▶ _ESTRATTO DELLA PAGINA_:
.....

L’ indifferenza, come condizione esistenziale portante della storia e del vissuto dell’uomo, ha attraversato incolume epoche e generazioni, preservandosi fino al qui e ora con grande forza espressiva. Questa mia riflessione è rivolta a te lettore bagnolese, che non devi ogni volta sottrarti alla (ir)responsabilità delle tue decisioni e della tua inoperosa e menefreghista prassi di vivere in una comunità, per poi sparare colpe sul prossimo tuo compaesano. L’involuzione inesorabile e il degrado continuo di questo paese, è il risultato dell’agire, o meglio del non-agire, di circa tremila soggetti inefficienti che condividono lo stesso spazio e tempo, che puntualmente trovano modi e motivi pretestuosi per autoassolversi.
Allora sarebbe bello se tu riconsiderassi ogni volta le tue decisioni e azioni, ogni volta che hai votato perché parentela o simpatia sono per te i criteri più adeguati per determinare il buon operato di un amministratore, ogni volta che ti sei girato dall’altra parte per convenienza constatando atti di illegalità, ogni volta che potevi fare qualcosa di buono per l’ambiente, una persona o un animale, per poi ritenere comodamente che non fosse tuo compito o dovere, attendendo sempre che lo facesse un altro al tuo posto. L’altro è sempre quello che deve fare, è sempre il capro espiatorio, ma l’altro si assolve e rimette poi ad un altro le proprie responsabilità, e quest’ultimo ad un altro ancora, fino ad arrivare a entità non più esistenti. In questo vuoto di coscienza, affoga e perisce una comunità. Si salvi chi può, tranne il paese.

.....

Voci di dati
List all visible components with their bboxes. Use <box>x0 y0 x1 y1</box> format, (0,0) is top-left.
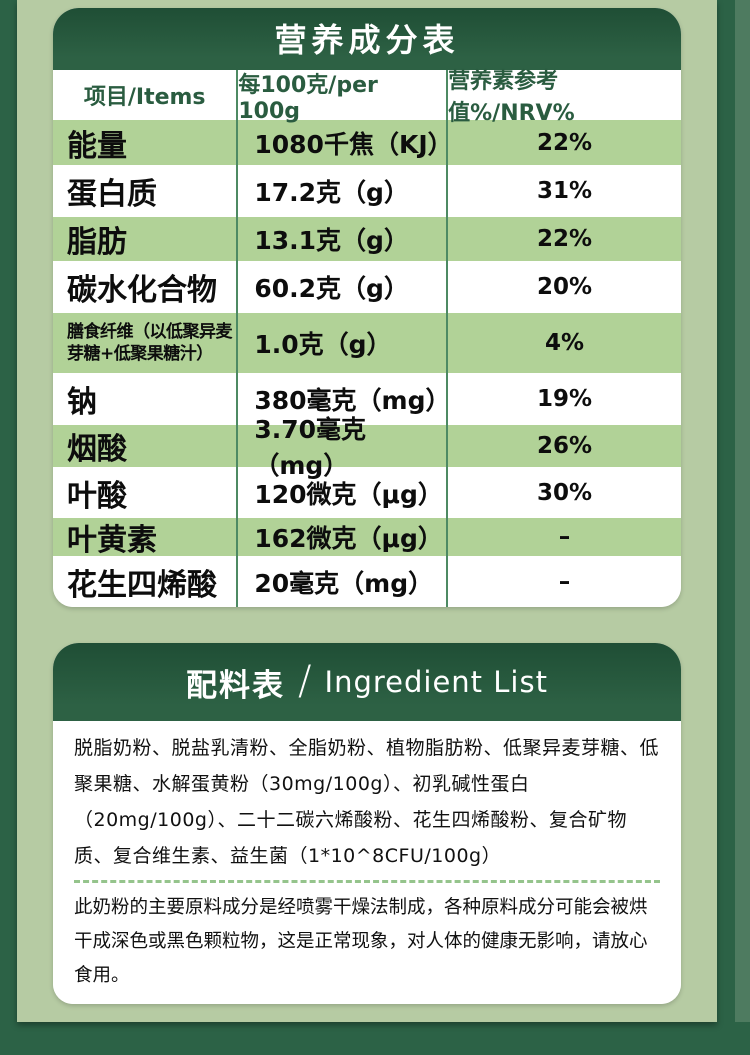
processing-note: 此奶粉的主要原料成分是经喷雾干燥法制成，各种原料成分可能会被烘干成深色或黑色颗粒… <box>74 897 648 986</box>
nutrient-nrv-value: 4% <box>446 313 681 373</box>
nutrient-amount: 1.0克（g） <box>236 313 446 373</box>
nutrient-amount: 120微克（μg） <box>236 467 446 518</box>
table-row: 花生四烯酸 20毫克（mg） – <box>53 556 681 607</box>
nutrient-amount: 162微克（μg） <box>236 518 446 556</box>
table-row: 烟酸 3.70毫克（mg） 26% <box>53 415 681 480</box>
table-row: 膳食纤维（以低聚异麦芽糖+低聚果糖汁） 1.0克（g） 4% <box>53 313 681 373</box>
ingredient-title-en: Ingredient List <box>324 665 548 699</box>
nutrition-table-title: 营养成分表 <box>274 21 460 59</box>
nutrient-amount: 20毫克（mg） <box>236 556 446 607</box>
nutrient-nrv-value: 31% <box>446 165 681 217</box>
nutrient-nrv-value: 22% <box>446 217 681 261</box>
right-edge-strip <box>735 0 750 1022</box>
nutrient-name: 脂肪 <box>67 225 127 260</box>
nutrient-nrv-value: 22% <box>446 120 681 165</box>
nutrient-nrv-value: 20% <box>446 261 681 313</box>
nutrient-name: 蛋白质 <box>67 177 157 212</box>
nutrient-name: 膳食纤维（以低聚异麦芽糖+低聚果糖汁） <box>67 321 233 364</box>
nutrient-nrv-value: 19% <box>446 373 681 425</box>
nutrient-name: 碳水化合物 <box>67 273 217 308</box>
ingredient-header-banner: 配料表 / Ingredient List <box>53 643 681 721</box>
nutrition-title-banner: 营养成分表 <box>53 8 681 70</box>
title-slash: / <box>298 658 312 704</box>
dashed-divider <box>74 880 660 883</box>
nutrient-nrv-value: – <box>446 556 681 607</box>
table-row: 蛋白质 17.2克（g） 31% <box>53 165 681 217</box>
nutrient-name: 钠 <box>67 385 97 420</box>
table-row: 能量 1080千焦（KJ） 22% <box>53 120 681 165</box>
column-header-nrv: 营养素参考值%/NRV% <box>446 69 681 126</box>
nutrient-nrv-value: 30% <box>446 467 681 518</box>
nutrient-amount: 17.2克（g） <box>236 165 446 217</box>
nutrient-amount: 3.70毫克（mg） <box>236 415 446 480</box>
nutrient-name: 烟酸 <box>67 432 127 467</box>
ingredient-title-zh: 配料表 <box>186 667 286 704</box>
table-header-row: 项目/Items 每100克/per 100g 营养素参考值%/NRV% <box>53 69 681 126</box>
nutrient-name: 叶黄素 <box>67 523 157 558</box>
ingredient-body: 脱脂奶粉、脱盐乳清粉、全脂奶粉、植物脂肪粉、低聚异麦芽糖、低聚果糖、水解蛋黄粉（… <box>53 721 681 1004</box>
column-header-items: 项目/Items <box>83 85 206 110</box>
table-row: 叶黄素 162微克（μg） – <box>53 518 681 558</box>
table-row: 叶酸 120微克（μg） 30% <box>53 467 681 518</box>
content-panel: 营养成分表 项目/Items 每100克/per 100g 营养素参考值%/NR… <box>17 0 717 1022</box>
nutrient-amount: 60.2克（g） <box>236 261 446 313</box>
nutrient-name: 叶酸 <box>67 478 127 514</box>
ingredient-list-card: 配料表 / Ingredient List 脱脂奶粉、脱盐乳清粉、全脂奶粉、植物… <box>53 643 681 1004</box>
nutrient-nrv-value: – <box>446 518 681 556</box>
nutrient-amount: 13.1克（g） <box>236 217 446 261</box>
nutrition-table-card: 营养成分表 项目/Items 每100克/per 100g 营养素参考值%/NR… <box>53 8 681 607</box>
nutrient-amount: 1080千焦（KJ） <box>236 120 453 165</box>
table-row: 脂肪 13.1克（g） 22% <box>53 217 681 261</box>
nutrient-name: 能量 <box>67 128 127 164</box>
nutrient-amount: 380毫克（mg） <box>236 373 451 425</box>
nutrient-nrv-value: 26% <box>446 425 681 467</box>
column-header-per100g: 每100克/per 100g <box>236 70 446 124</box>
nutrient-name: 花生四烯酸 <box>67 567 217 603</box>
table-row: 碳水化合物 60.2克（g） 20% <box>53 261 681 313</box>
table-row: 钠 380毫克（mg） 19% <box>53 373 681 425</box>
ingredient-list-text: 脱脂奶粉、脱盐乳清粉、全脂奶粉、植物脂肪粉、低聚异麦芽糖、低聚果糖、水解蛋黄粉（… <box>74 737 660 867</box>
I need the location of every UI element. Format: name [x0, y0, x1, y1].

.....

▶ _CONSEGNA 1_:
Secondo la riflessione sull'indifferenza, a che cosa si devono l'involuzione e il degrado continuo del paese? Risponda in una o due frasi.
▶ _CONSEGNA 2_:
Modifichi la riflessione sull'indifferenza riportando il passo compreso tra "Allora sarebbe bello" e "tranne il paese.", estremi inclusi, con "capro espiatorio" sostituito da "bersaglio delle colpe".
▶ _CONSEGNA 3_:
Riprenda la riflessione sull'indifferenza proseguendola oltre la sua ultima frase.

▶ _RISPOSTA ATTESA 1_:
Sono il risultato dell'agire, o meglio del non-agire, di circa tremila soggetti inefficienti che condividono lo stesso spazio e tempo. Questi trovano puntualmente modi e motivi pretestuosi per autoassolversi.

▶ _RISPOSTA ATTESA 2_:
Allora sarebbe bello se tu riconsiderassi ogni volta le tue decisioni e azioni, ogni volta che hai votato perché parentela o simpatia sono per te i criteri più adeguati per determinare il buon operato di un amministratore, ogni volta che ti sei girato dall’altra parte per convenienza constatando atti di illegalità, ogni volta che potevi fare qualcosa di buono per l’ambiente, una persona o un animale, per poi ritenere comodamente che non fosse tuo compito o dovere, attendendo sempre che lo facesse un altro al tuo posto. L’altro è sempre quello che deve fare, è sempre il bersaglio delle colpe, ma l’altro si assolve e rimette poi ad un altro le proprie responsabilità, e quest’ultimo ad un altro ancora, fino ad arrivare a entità non più esistenti. In questo vuoto di coscienza, affoga e perisce una comunità. Si salvi chi può, tranne il paese.

▶ _RISPOSTA ATTESA 3_:
Lo stato di abbandono in cui versa ogni angolo, ogni struttura, ogni mancanza del paese, riflette lo stato di abbandono in cui versa ogni bagnolese: indifferente, inconsapevole, individualista. Pronto a farsi sentire audacemente e con inusitata irritazione su un campetto al cospetto di un torneo di calcetto amatoriale contro possibili conquistatori forestieri, indolente e arrendevole dinanzi al vuoto politico, sociale e culturale che avanza in un paese praticamente sul viale del tramonto.
La mia cronaca di una giornata senza pretese da turista, in una calda giornata di luglio, può esemplificare una parte di questa condizione che, se non chiara al lettore, dovrebbe destare in quest’ultimo seri dubbi sulla consapevolezza del proprio presente, sul senso della realtà che lo circonda. Ritornare al paese significa essenzialmente ritrovarlo operando una sottrazione, sia in termini di popolazione (oramai sotto i tremila), sia in termini di servizi, strutture, eventi, occasioni, possibilità. Di certo, dunque, non mi aspettavo di planare sui monti con il volo dell’angelo, di partecipare ad un torneo di calcio nell’ex stadio del paese, di nuotare in una piscina pubblica o di usufruire degli altri impianti sportivi mai realizzati, non mi aspettavo un concerto di Caparezza in piazza, di vedere il ritiro dell’Avellino a Laceno o altre fantasticherie da campagna elettorale. Le mie pretese si riducono, da anni ormai, ad un confortevole giretto in montagna di tanto in tanto, e a quelle puntualmente disattese di ritrovare una cittadinanza con un minimo e degno pensiero critico. Il mio giro in montagna prevede una grigliata, qualche ora di relax, niente di più.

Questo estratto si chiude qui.